_INSTRUCTION_.
Pictures do not belong in your copy. Repeat all the other data exactly.

_RECORDS SUPPLIED_.
----------

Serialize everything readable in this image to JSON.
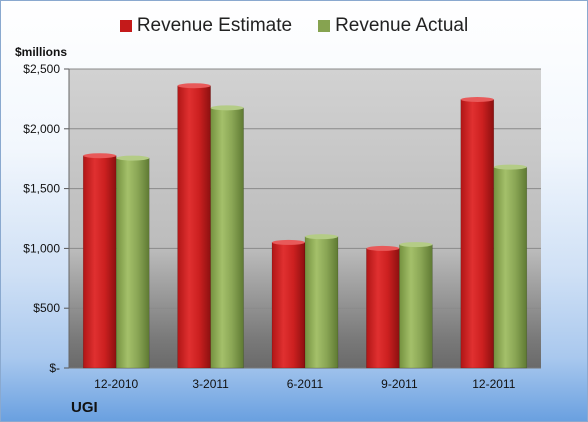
{
  "chart_data": {
    "type": "bar",
    "categories": [
      "12-2010",
      "3-2011",
      "6-2011",
      "9-2011",
      "12-2011"
    ],
    "series": [
      {
        "name": "Revenue Estimate",
        "values": [
          1775,
          2360,
          1050,
          1000,
          2245
        ],
        "color": "#d01c1c"
      },
      {
        "name": "Revenue Actual",
        "values": [
          1755,
          2175,
          1098,
          1032,
          1680
        ],
        "color": "#8fad5a"
      }
    ],
    "ylabel": "$millions",
    "ylim": [
      0,
      2500
    ],
    "y_ticks": [
      0,
      500,
      1000,
      1500,
      2000,
      2500
    ],
    "y_tick_labels": [
      "$-",
      "$500",
      "$1,000",
      "$1,500",
      "$2,000",
      "$2,500"
    ],
    "legend_position": "top",
    "grid": true,
    "plot_background": "#bdbdbd"
  },
  "company": "UGI"
}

----------

_OUTPUT FOR THIS TASK_.
Serialize everything readable in this image to JSON.
{
  "chart_data": {
    "type": "bar",
    "categories": [
      "12-2010",
      "3-2011",
      "6-2011",
      "9-2011",
      "12-2011"
    ],
    "series": [
      {
        "name": "Revenue Estimate",
        "values": [
          1775,
          2360,
          1050,
          1000,
          2245
        ],
        "color": "#d01c1c"
      },
      {
        "name": "Revenue Actual",
        "values": [
          1755,
          2175,
          1098,
          1032,
          1680
        ],
        "color": "#8fad5a"
      }
    ],
    "ylabel": "$millions",
    "ylim": [
      0,
      2500
    ],
    "y_ticks": [
      0,
      500,
      1000,
      1500,
      2000,
      2500
    ],
    "y_tick_labels": [
      "$-",
      "$500",
      "$1,000",
      "$1,500",
      "$2,000",
      "$2,500"
    ],
    "legend_position": "top",
    "grid": true,
    "plot_background": "#bdbdbd"
  },
  "company": "UGI"
}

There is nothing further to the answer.